# Items
◇ ◇ ◇ ◇

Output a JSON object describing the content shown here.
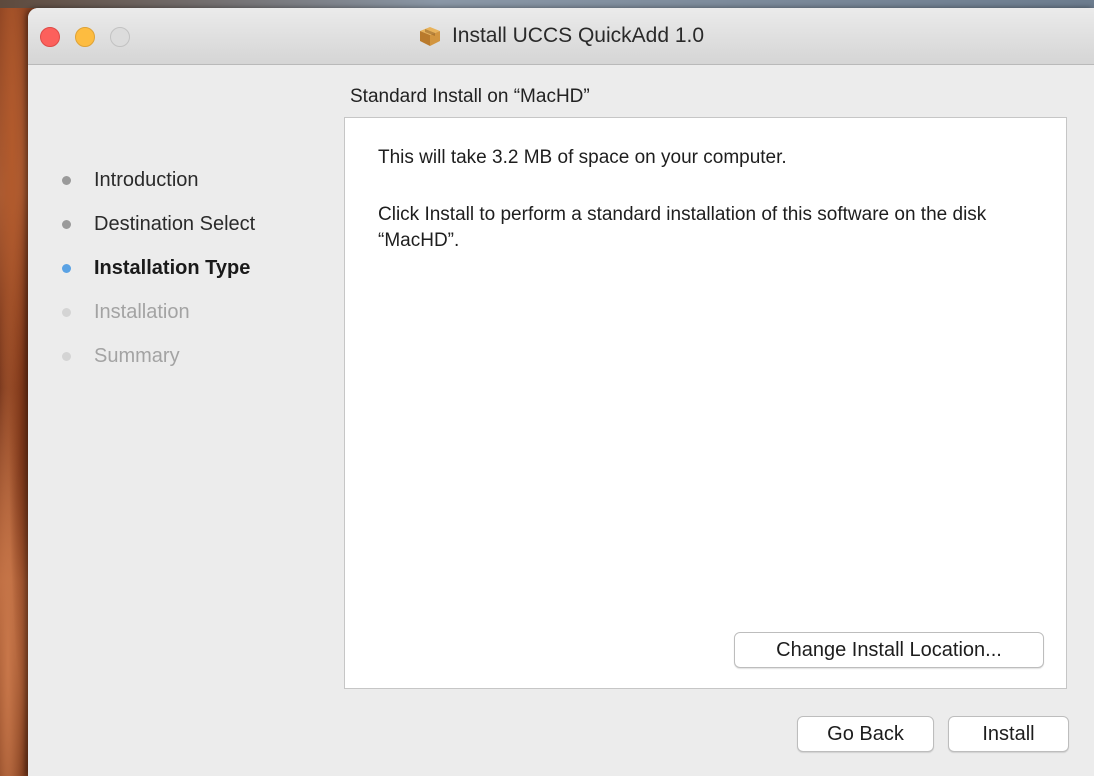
{
  "window": {
    "title": "Install UCCS QuickAdd 1.0",
    "title_icon": "package-icon"
  },
  "heading": "Standard Install on “MacHD”",
  "steps": [
    {
      "label": "Introduction",
      "state": "done"
    },
    {
      "label": "Destination Select",
      "state": "done"
    },
    {
      "label": "Installation Type",
      "state": "current"
    },
    {
      "label": "Installation",
      "state": "pending"
    },
    {
      "label": "Summary",
      "state": "pending"
    }
  ],
  "content": {
    "line1": "This will take 3.2 MB of space on your computer.",
    "line2": "Click Install to perform a standard installation of this software on the disk “MacHD”.",
    "change_location_label": "Change Install Location..."
  },
  "buttons": {
    "go_back": "Go Back",
    "install": "Install"
  },
  "colors": {
    "close": "#fc605c",
    "minimize": "#fdbc40",
    "zoom": "#dcdcdc",
    "current_step": "#5aa2e4"
  }
}
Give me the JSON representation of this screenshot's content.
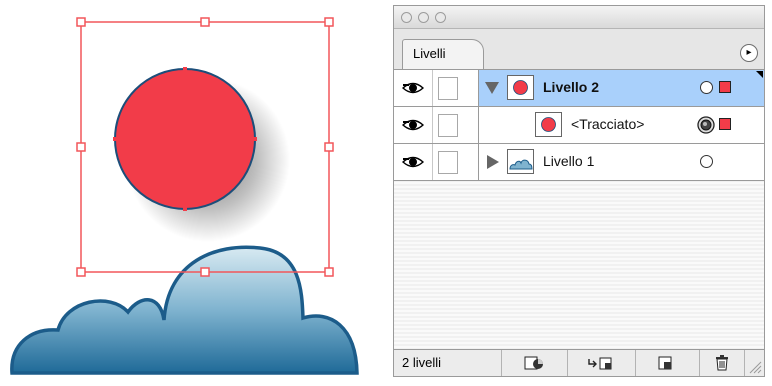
{
  "panel": {
    "tab_label": "Livelli",
    "menu_button": "▸",
    "layers": [
      {
        "name": "Livello 2",
        "expanded": true,
        "selected": true,
        "thumb": "red-circle"
      },
      {
        "name": "<Tracciato>",
        "expanded": false,
        "selected": false,
        "thumb": "red-circle"
      },
      {
        "name": "Livello 1",
        "expanded": false,
        "selected": false,
        "thumb": "cloud"
      }
    ],
    "status_text": "2 livelli",
    "buttons": [
      "make-clipping-mask-icon",
      "new-sublayer-icon",
      "new-layer-icon",
      "trash-icon"
    ]
  },
  "colors": {
    "circle_fill": "#f23c49",
    "selection_frame": "#f2565a",
    "cloud_stroke": "#1c5c8a",
    "selected_row": "#a9d0fb"
  }
}
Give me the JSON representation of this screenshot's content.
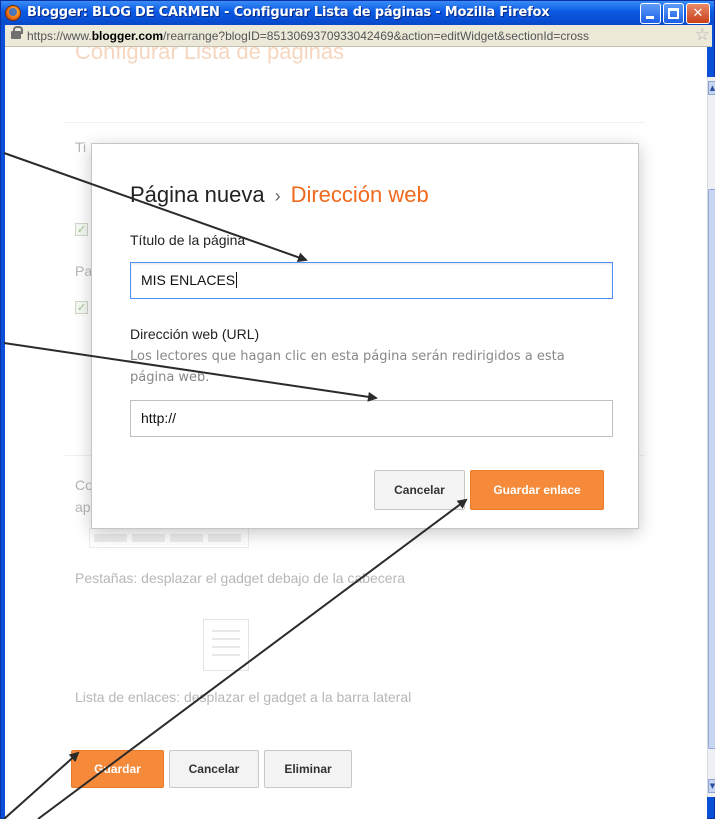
{
  "window": {
    "title": "Blogger: BLOG DE CARMEN - Configurar Lista de páginas - Mozilla Firefox",
    "url_prefix": "https://www.",
    "url_domain": "blogger.com",
    "url_rest": "/rearrange?blogID=8513069370933042469&action=editWidget&sectionId=cross"
  },
  "background_page": {
    "heading": "Configurar Lista de páginas",
    "title_label_fragment": "Ti",
    "pages_label_fragment": "Pa",
    "info_fragment_1": "Co",
    "info_fragment_2": "ap",
    "tabs_caption": "Pestañas: desplazar el gadget debajo de la cabecera",
    "list_caption": "Lista de enlaces: desplazar el gadget a la barra lateral",
    "save_label": "Guardar",
    "cancel_label": "Cancelar",
    "delete_label": "Eliminar"
  },
  "dialog": {
    "breadcrumb_parent": "Página nueva",
    "breadcrumb_separator": "›",
    "breadcrumb_current": "Dirección web",
    "page_title_label": "Título de la página",
    "page_title_value": "MIS ENLACES",
    "url_label": "Dirección web (URL)",
    "url_hint": "Los lectores que hagan clic en esta página serán redirigidos a esta página web.",
    "url_value": "http://",
    "cancel_label": "Cancelar",
    "save_label": "Guardar enlace"
  },
  "colors": {
    "accent_orange": "#f58a3a",
    "breadcrumb_orange": "#ef6a1c",
    "focus_blue": "#4d90fe",
    "titlebar_blue": "#0a5ae4"
  }
}
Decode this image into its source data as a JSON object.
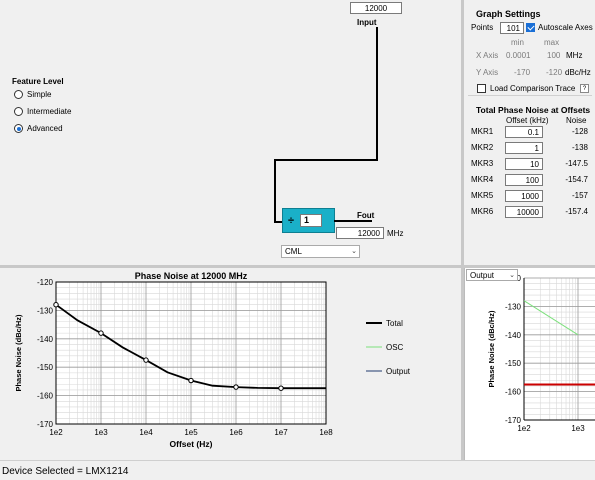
{
  "diagram": {
    "input_freq": "12000",
    "input_label": "Input",
    "divider_symbol": "÷",
    "divider_value": "1",
    "fout_label": "Fout",
    "fout_value": "12000",
    "fout_unit": "MHz",
    "output_format": "CML"
  },
  "feature_level": {
    "title": "Feature Level",
    "options": [
      {
        "label": "Simple",
        "selected": false
      },
      {
        "label": "Intermediate",
        "selected": false
      },
      {
        "label": "Advanced",
        "selected": true
      }
    ]
  },
  "graph_settings": {
    "title": "Graph Settings",
    "points_label": "Points",
    "points_value": "101",
    "autoscale_label": "Autoscale Axes",
    "autoscale_checked": true,
    "min_header": "min",
    "max_header": "max",
    "x_axis_label": "X Axis",
    "x_min": "0.0001",
    "x_max": "100",
    "x_unit": "MHz",
    "y_axis_label": "Y Axis",
    "y_min": "-170",
    "y_max": "-120",
    "y_unit": "dBc/Hz",
    "load_comparison_label": "Load Comparison Trace",
    "help_glyph": "?"
  },
  "offsets": {
    "title": "Total Phase Noise at Offsets",
    "col_offset": "Offset (kHz)",
    "col_noise": "Noise",
    "rows": [
      {
        "name": "MKR1",
        "offset": "0.1",
        "noise": "-128"
      },
      {
        "name": "MKR2",
        "offset": "1",
        "noise": "-138"
      },
      {
        "name": "MKR3",
        "offset": "10",
        "noise": "-147.5"
      },
      {
        "name": "MKR4",
        "offset": "100",
        "noise": "-154.7"
      },
      {
        "name": "MKR5",
        "offset": "1000",
        "noise": "-157"
      },
      {
        "name": "MKR6",
        "offset": "10000",
        "noise": "-157.4"
      }
    ]
  },
  "right_chart": {
    "dropdown_value": "Output"
  },
  "status": {
    "text": "Device Selected = LMX1214"
  },
  "colors": {
    "divider_block": "#1ab0c8",
    "total": "#000000",
    "osc": "#7de07d",
    "output": "#1f3a6e",
    "marker_line": "#cc0000"
  },
  "chart_data": [
    {
      "type": "line",
      "title": "Phase Noise at 12000 MHz",
      "xlabel": "Offset (Hz)",
      "ylabel": "Phase Noise (dBc/Hz)",
      "x_scale": "log",
      "xlim": [
        100,
        100000000
      ],
      "ylim": [
        -170,
        -120
      ],
      "x_ticks": [
        "1e2",
        "1e3",
        "1e4",
        "1e5",
        "1e6",
        "1e7",
        "1e8"
      ],
      "y_ticks": [
        "-120",
        "-130",
        "-140",
        "-150",
        "-160",
        "-170"
      ],
      "grid": true,
      "legend": "right",
      "series": [
        {
          "name": "Total",
          "x": [
            100,
            300,
            1000,
            3000,
            10000,
            30000,
            100000,
            300000,
            1000000,
            3000000,
            10000000,
            100000000
          ],
          "y": [
            -128,
            -133.5,
            -138,
            -143,
            -147.5,
            -151.8,
            -154.7,
            -156.5,
            -157,
            -157.3,
            -157.4,
            -157.4
          ]
        },
        {
          "name": "OSC",
          "x": [],
          "y": []
        },
        {
          "name": "Output",
          "x": [],
          "y": []
        }
      ],
      "markers": {
        "x": [
          100,
          1000,
          10000,
          100000,
          1000000,
          10000000
        ],
        "y": [
          -128,
          -138,
          -147.5,
          -154.7,
          -157,
          -157.4
        ]
      }
    },
    {
      "type": "line",
      "xlabel": "",
      "ylabel": "Phase Noise (dBc/Hz)",
      "x_scale": "log",
      "xlim": [
        100,
        1000
      ],
      "ylim": [
        -170,
        -120
      ],
      "x_ticks": [
        "1e2",
        "1e3"
      ],
      "y_ticks": [
        "-120",
        "-130",
        "-140",
        "-150",
        "-160",
        "-170"
      ],
      "grid": true,
      "series": [
        {
          "name": "OSC",
          "x": [
            100,
            1000
          ],
          "y": [
            -128,
            -140
          ]
        },
        {
          "name": "Output",
          "x": [
            100,
            1000
          ],
          "y": [
            -157.5,
            -157.5
          ]
        }
      ]
    }
  ]
}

◇ ◇ ◇ ◇

# Do this
Give the data again exactly as written, with all pictures left out.

# Result for this exercise
Output a JSON object describing the content shown here.
{
  "window": {
    "title": "Install UCCS QuickAdd 1.0",
    "title_icon": "package-icon"
  },
  "heading": "Standard Install on “MacHD”",
  "steps": [
    {
      "label": "Introduction",
      "state": "done"
    },
    {
      "label": "Destination Select",
      "state": "done"
    },
    {
      "label": "Installation Type",
      "state": "current"
    },
    {
      "label": "Installation",
      "state": "pending"
    },
    {
      "label": "Summary",
      "state": "pending"
    }
  ],
  "content": {
    "line1": "This will take 3.2 MB of space on your computer.",
    "line2": "Click Install to perform a standard installation of this software on the disk “MacHD”.",
    "change_location_label": "Change Install Location..."
  },
  "buttons": {
    "go_back": "Go Back",
    "install": "Install"
  },
  "colors": {
    "close": "#fc605c",
    "minimize": "#fdbc40",
    "zoom": "#dcdcdc",
    "current_step": "#5aa2e4"
  }
}
Give me the JSON representation of this screenshot's content.
{
  "panel": {
    "tab_label": "Livelli",
    "menu_button": "▸",
    "layers": [
      {
        "name": "Livello 2",
        "expanded": true,
        "selected": true,
        "thumb": "red-circle"
      },
      {
        "name": "<Tracciato>",
        "expanded": false,
        "selected": false,
        "thumb": "red-circle"
      },
      {
        "name": "Livello 1",
        "expanded": false,
        "selected": false,
        "thumb": "cloud"
      }
    ],
    "status_text": "2 livelli",
    "buttons": [
      "make-clipping-mask-icon",
      "new-sublayer-icon",
      "new-layer-icon",
      "trash-icon"
    ]
  },
  "colors": {
    "circle_fill": "#f23c49",
    "selection_frame": "#f2565a",
    "cloud_stroke": "#1c5c8a",
    "selected_row": "#a9d0fb"
  }
}
Give me the JSON representation of this screenshot's content.
{
  "window": {
    "title": "Blogger: BLOG DE CARMEN - Configurar Lista de páginas - Mozilla Firefox",
    "url_prefix": "https://www.",
    "url_domain": "blogger.com",
    "url_rest": "/rearrange?blogID=8513069370933042469&action=editWidget&sectionId=cross"
  },
  "background_page": {
    "heading": "Configurar Lista de páginas",
    "title_label_fragment": "Ti",
    "pages_label_fragment": "Pa",
    "info_fragment_1": "Co",
    "info_fragment_2": "ap",
    "tabs_caption": "Pestañas: desplazar el gadget debajo de la cabecera",
    "list_caption": "Lista de enlaces: desplazar el gadget a la barra lateral",
    "save_label": "Guardar",
    "cancel_label": "Cancelar",
    "delete_label": "Eliminar"
  },
  "dialog": {
    "breadcrumb_parent": "Página nueva",
    "breadcrumb_separator": "›",
    "breadcrumb_current": "Dirección web",
    "page_title_label": "Título de la página",
    "page_title_value": "MIS ENLACES",
    "url_label": "Dirección web (URL)",
    "url_hint": "Los lectores que hagan clic en esta página serán redirigidos a esta página web.",
    "url_value": "http://",
    "cancel_label": "Cancelar",
    "save_label": "Guardar enlace"
  },
  "colors": {
    "accent_orange": "#f58a3a",
    "breadcrumb_orange": "#ef6a1c",
    "focus_blue": "#4d90fe",
    "titlebar_blue": "#0a5ae4"
  }
}
Decode this image into its source data as a JSON object.
{
  "diagram": {
    "input_freq": "12000",
    "input_label": "Input",
    "divider_symbol": "÷",
    "divider_value": "1",
    "fout_label": "Fout",
    "fout_value": "12000",
    "fout_unit": "MHz",
    "output_format": "CML"
  },
  "feature_level": {
    "title": "Feature Level",
    "options": [
      {
        "label": "Simple",
        "selected": false
      },
      {
        "label": "Intermediate",
        "selected": false
      },
      {
        "label": "Advanced",
        "selected": true
      }
    ]
  },
  "graph_settings": {
    "title": "Graph Settings",
    "points_label": "Points",
    "points_value": "101",
    "autoscale_label": "Autoscale Axes",
    "autoscale_checked": true,
    "min_header": "min",
    "max_header": "max",
    "x_axis_label": "X Axis",
    "x_min": "0.0001",
    "x_max": "100",
    "x_unit": "MHz",
    "y_axis_label": "Y Axis",
    "y_min": "-170",
    "y_max": "-120",
    "y_unit": "dBc/Hz",
    "load_comparison_label": "Load Comparison Trace",
    "help_glyph": "?"
  },
  "offsets": {
    "title": "Total Phase Noise at Offsets",
    "col_offset": "Offset (kHz)",
    "col_noise": "Noise",
    "rows": [
      {
        "name": "MKR1",
        "offset": "0.1",
        "noise": "-128"
      },
      {
        "name": "MKR2",
        "offset": "1",
        "noise": "-138"
      },
      {
        "name": "MKR3",
        "offset": "10",
        "noise": "-147.5"
      },
      {
        "name": "MKR4",
        "offset": "100",
        "noise": "-154.7"
      },
      {
        "name": "MKR5",
        "offset": "1000",
        "noise": "-157"
      },
      {
        "name": "MKR6",
        "offset": "10000",
        "noise": "-157.4"
      }
    ]
  },
  "right_chart": {
    "dropdown_value": "Output"
  },
  "status": {
    "text": "Device Selected = LMX1214"
  },
  "colors": {
    "divider_block": "#1ab0c8",
    "total": "#000000",
    "osc": "#7de07d",
    "output": "#1f3a6e",
    "marker_line": "#cc0000"
  },
  "chart_data": [
    {
      "type": "line",
      "title": "Phase Noise at 12000 MHz",
      "xlabel": "Offset (Hz)",
      "ylabel": "Phase Noise (dBc/Hz)",
      "x_scale": "log",
      "xlim": [
        100,
        100000000
      ],
      "ylim": [
        -170,
        -120
      ],
      "x_ticks": [
        "1e2",
        "1e3",
        "1e4",
        "1e5",
        "1e6",
        "1e7",
        "1e8"
      ],
      "y_ticks": [
        "-120",
        "-130",
        "-140",
        "-150",
        "-160",
        "-170"
      ],
      "grid": true,
      "legend": "right",
      "series": [
        {
          "name": "Total",
          "x": [
            100,
            300,
            1000,
            3000,
            10000,
            30000,
            100000,
            300000,
            1000000,
            3000000,
            10000000,
            100000000
          ],
          "y": [
            -128,
            -133.5,
            -138,
            -143,
            -147.5,
            -151.8,
            -154.7,
            -156.5,
            -157,
            -157.3,
            -157.4,
            -157.4
          ]
        },
        {
          "name": "OSC",
          "x": [],
          "y": []
        },
        {
          "name": "Output",
          "x": [],
          "y": []
        }
      ],
      "markers": {
        "x": [
          100,
          1000,
          10000,
          100000,
          1000000,
          10000000
        ],
        "y": [
          -128,
          -138,
          -147.5,
          -154.7,
          -157,
          -157.4
        ]
      }
    },
    {
      "type": "line",
      "xlabel": "",
      "ylabel": "Phase Noise (dBc/Hz)",
      "x_scale": "log",
      "xlim": [
        100,
        1000
      ],
      "ylim": [
        -170,
        -120
      ],
      "x_ticks": [
        "1e2",
        "1e3"
      ],
      "y_ticks": [
        "-120",
        "-130",
        "-140",
        "-150",
        "-160",
        "-170"
      ],
      "grid": true,
      "series": [
        {
          "name": "OSC",
          "x": [
            100,
            1000
          ],
          "y": [
            -128,
            -140
          ]
        },
        {
          "name": "Output",
          "x": [
            100,
            1000
          ],
          "y": [
            -157.5,
            -157.5
          ]
        }
      ]
    }
  ]
}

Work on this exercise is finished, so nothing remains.